Stated task: Extract each line holding the word "Republik" from the entries.

[Stored entries]

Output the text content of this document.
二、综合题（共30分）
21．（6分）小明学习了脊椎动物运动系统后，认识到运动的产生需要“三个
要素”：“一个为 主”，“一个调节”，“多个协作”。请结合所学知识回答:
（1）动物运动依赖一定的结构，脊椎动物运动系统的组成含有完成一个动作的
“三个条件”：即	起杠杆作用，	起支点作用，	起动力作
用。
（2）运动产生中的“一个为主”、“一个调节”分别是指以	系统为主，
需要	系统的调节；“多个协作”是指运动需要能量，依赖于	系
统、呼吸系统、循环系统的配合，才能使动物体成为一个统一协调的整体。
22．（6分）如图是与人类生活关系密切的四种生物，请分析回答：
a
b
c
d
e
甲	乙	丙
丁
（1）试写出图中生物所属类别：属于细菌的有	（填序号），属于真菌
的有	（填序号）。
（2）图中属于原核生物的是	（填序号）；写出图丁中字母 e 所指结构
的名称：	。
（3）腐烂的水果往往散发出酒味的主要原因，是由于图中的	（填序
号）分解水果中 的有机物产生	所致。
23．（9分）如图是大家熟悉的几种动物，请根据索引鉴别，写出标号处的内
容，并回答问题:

* * *

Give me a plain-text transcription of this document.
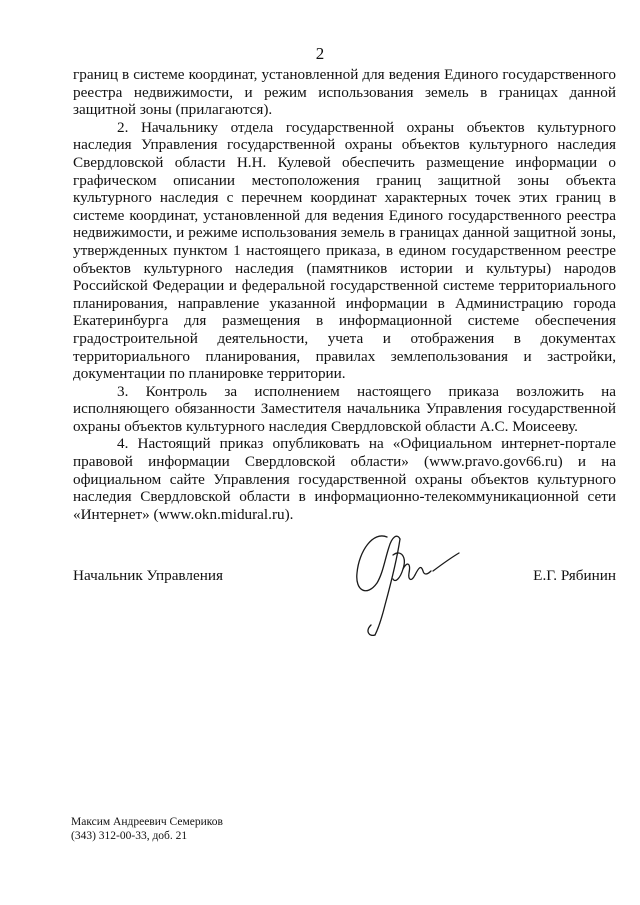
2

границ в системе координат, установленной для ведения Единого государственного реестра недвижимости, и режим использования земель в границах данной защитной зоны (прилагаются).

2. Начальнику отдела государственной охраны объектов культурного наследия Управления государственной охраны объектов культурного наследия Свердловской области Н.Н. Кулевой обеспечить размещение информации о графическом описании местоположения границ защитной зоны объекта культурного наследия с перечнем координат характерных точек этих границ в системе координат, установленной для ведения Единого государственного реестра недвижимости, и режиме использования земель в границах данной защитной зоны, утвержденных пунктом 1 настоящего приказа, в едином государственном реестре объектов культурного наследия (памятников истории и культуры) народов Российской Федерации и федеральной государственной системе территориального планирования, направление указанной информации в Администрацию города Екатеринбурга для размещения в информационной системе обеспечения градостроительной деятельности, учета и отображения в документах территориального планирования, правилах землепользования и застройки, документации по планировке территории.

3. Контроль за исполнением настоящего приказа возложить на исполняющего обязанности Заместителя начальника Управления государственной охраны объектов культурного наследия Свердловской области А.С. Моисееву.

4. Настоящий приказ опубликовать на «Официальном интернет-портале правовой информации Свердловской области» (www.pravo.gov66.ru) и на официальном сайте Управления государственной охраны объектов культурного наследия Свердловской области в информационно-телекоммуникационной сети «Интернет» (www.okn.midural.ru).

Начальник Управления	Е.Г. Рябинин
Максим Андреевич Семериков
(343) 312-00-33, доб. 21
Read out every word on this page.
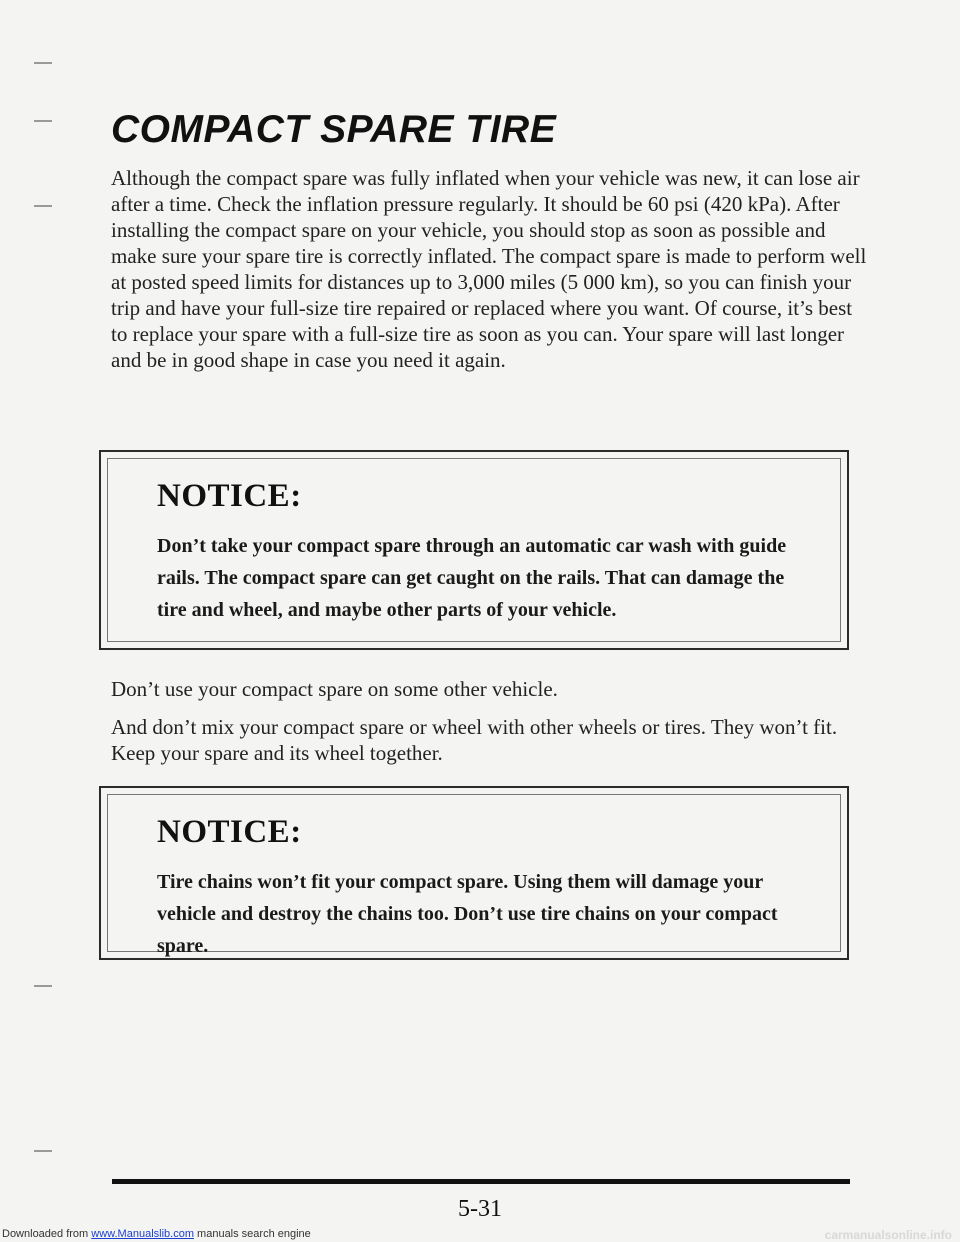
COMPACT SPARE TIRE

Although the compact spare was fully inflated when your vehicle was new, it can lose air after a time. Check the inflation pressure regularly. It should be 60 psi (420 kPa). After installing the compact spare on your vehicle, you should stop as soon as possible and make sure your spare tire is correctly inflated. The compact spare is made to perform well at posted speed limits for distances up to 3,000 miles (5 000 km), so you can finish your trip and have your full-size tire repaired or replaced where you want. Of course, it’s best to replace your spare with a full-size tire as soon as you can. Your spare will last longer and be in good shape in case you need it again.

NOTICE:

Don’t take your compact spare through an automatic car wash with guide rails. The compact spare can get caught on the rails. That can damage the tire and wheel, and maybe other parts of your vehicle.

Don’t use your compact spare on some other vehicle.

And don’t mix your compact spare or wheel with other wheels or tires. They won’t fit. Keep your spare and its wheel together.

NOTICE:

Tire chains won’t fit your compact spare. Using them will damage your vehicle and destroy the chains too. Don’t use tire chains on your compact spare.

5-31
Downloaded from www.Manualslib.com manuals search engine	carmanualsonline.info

==

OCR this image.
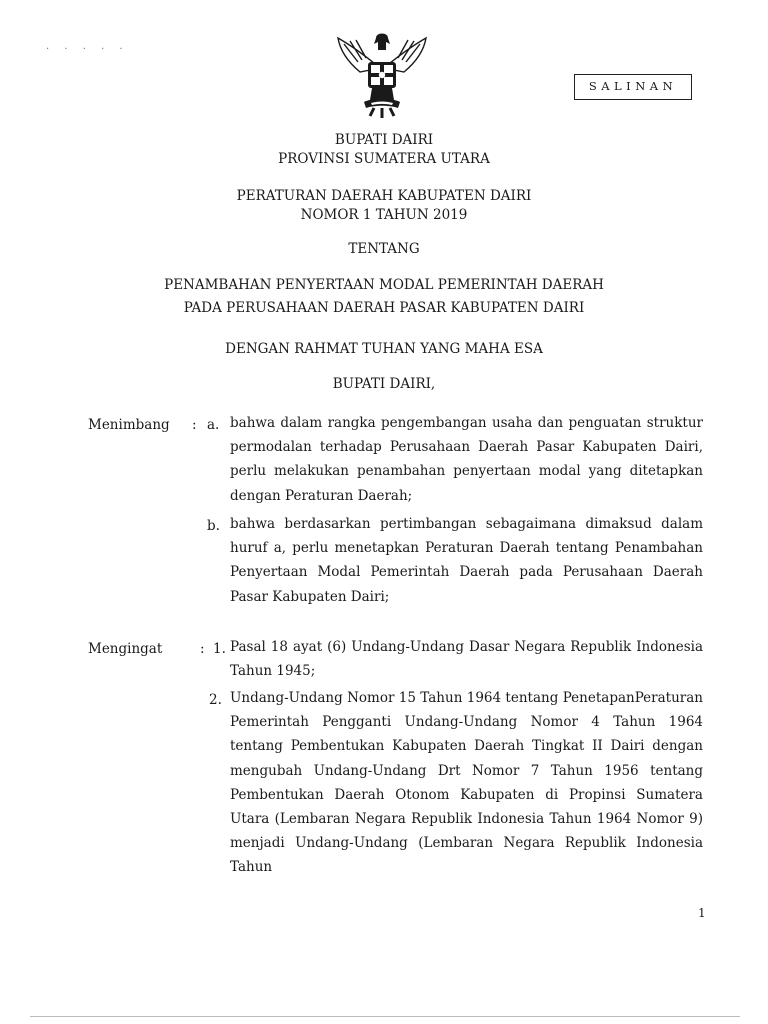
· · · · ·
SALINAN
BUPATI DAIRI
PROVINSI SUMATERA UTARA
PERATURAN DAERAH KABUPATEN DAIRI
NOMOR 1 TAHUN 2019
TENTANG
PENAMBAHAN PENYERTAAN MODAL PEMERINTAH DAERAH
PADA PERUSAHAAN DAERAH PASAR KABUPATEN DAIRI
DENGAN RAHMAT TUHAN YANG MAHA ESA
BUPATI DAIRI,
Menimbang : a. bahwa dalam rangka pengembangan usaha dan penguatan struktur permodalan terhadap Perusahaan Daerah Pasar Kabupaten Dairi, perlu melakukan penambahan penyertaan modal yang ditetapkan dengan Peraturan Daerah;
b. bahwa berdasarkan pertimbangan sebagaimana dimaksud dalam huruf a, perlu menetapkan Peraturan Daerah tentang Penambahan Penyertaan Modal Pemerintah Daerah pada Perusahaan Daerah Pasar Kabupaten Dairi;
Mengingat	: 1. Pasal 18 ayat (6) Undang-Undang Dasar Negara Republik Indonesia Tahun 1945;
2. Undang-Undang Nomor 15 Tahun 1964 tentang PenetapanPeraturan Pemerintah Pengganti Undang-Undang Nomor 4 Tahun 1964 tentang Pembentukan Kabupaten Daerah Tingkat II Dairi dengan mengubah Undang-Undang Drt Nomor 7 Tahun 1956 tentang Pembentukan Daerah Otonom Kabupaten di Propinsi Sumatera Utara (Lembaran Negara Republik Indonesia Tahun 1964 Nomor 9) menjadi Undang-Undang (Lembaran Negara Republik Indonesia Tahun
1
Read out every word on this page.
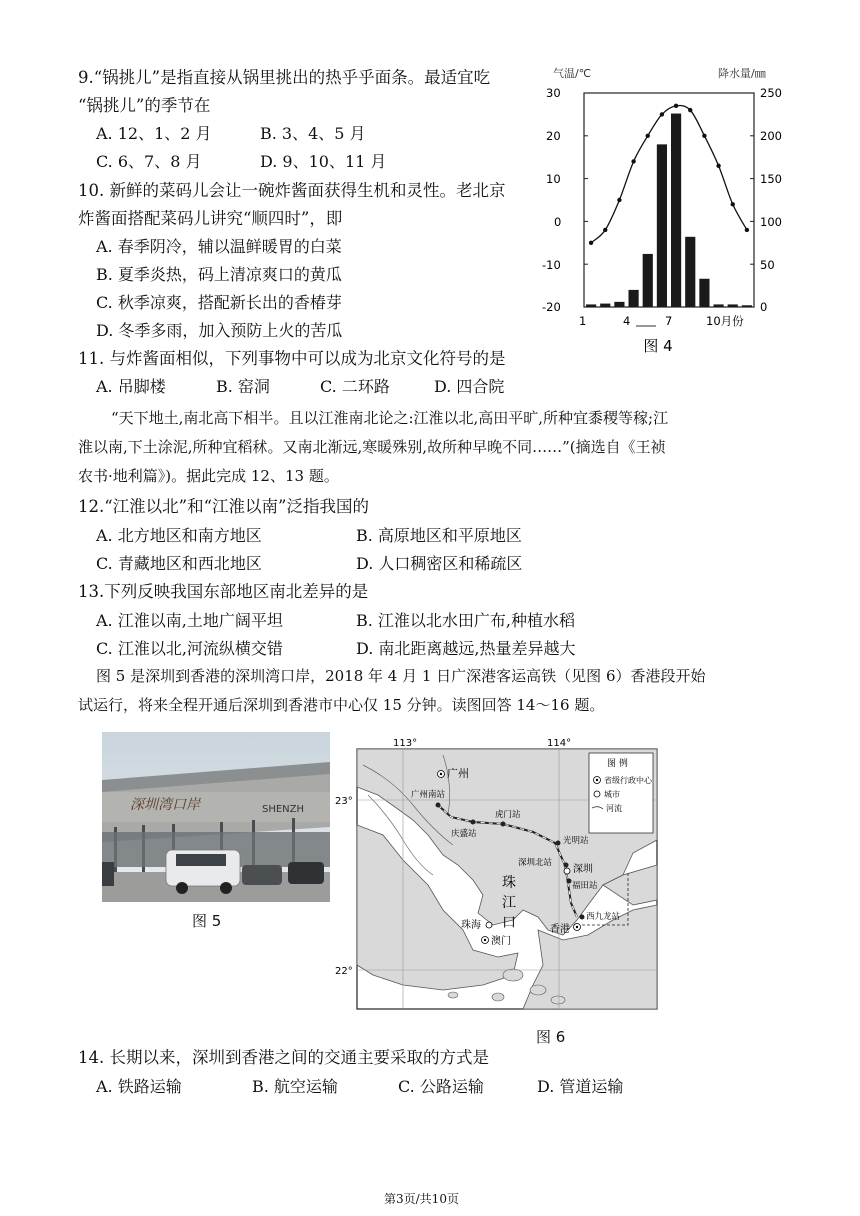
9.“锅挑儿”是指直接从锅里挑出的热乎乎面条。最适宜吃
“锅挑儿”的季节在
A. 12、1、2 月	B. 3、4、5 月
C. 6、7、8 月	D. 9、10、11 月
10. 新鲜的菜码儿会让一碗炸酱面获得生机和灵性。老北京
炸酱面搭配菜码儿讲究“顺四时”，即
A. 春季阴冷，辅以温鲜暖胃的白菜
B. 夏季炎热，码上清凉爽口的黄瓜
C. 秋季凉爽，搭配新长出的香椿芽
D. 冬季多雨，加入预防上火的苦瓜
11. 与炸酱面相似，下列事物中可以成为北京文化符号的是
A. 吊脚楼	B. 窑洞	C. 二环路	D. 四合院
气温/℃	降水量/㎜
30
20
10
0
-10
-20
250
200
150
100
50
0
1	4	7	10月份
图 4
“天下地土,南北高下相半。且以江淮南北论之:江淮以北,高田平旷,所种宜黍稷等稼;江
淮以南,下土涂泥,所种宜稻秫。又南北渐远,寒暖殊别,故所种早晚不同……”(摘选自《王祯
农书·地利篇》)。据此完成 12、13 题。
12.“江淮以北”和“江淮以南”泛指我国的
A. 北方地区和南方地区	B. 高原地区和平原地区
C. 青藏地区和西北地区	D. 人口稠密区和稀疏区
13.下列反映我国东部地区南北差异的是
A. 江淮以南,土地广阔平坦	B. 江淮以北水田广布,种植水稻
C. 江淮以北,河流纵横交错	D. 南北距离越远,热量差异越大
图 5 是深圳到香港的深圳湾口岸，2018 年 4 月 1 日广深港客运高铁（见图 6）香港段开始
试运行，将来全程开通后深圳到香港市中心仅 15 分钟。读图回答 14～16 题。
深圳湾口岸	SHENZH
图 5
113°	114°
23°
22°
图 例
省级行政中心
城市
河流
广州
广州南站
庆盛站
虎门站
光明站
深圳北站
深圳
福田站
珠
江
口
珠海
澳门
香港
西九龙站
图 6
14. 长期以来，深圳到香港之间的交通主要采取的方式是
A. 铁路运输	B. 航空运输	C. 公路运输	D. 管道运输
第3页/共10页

Answer:
Mengingat	: 1. Pasal 18 ayat (6) Undang-Undang Dasar Negara Republik Indonesia Tahun 1945;
2. Undang-Undang Nomor 15 Tahun 1964 tentang PenetapanPeraturan Pemerintah Pengganti Undang-Undang Nomor 4 Tahun 1964 tentang Pembentukan Kabupaten Daerah Tingkat II Dairi dengan mengubah Undang-Undang Drt Nomor 7 Tahun 1956 tentang Pembentukan Daerah Otonom Kabupaten di Propinsi Sumatera Utara (Lembaran Negara Republik Indonesia Tahun 1964 Nomor 9) menjadi Undang-Undang (Lembaran Negara Republik Indonesia Tahun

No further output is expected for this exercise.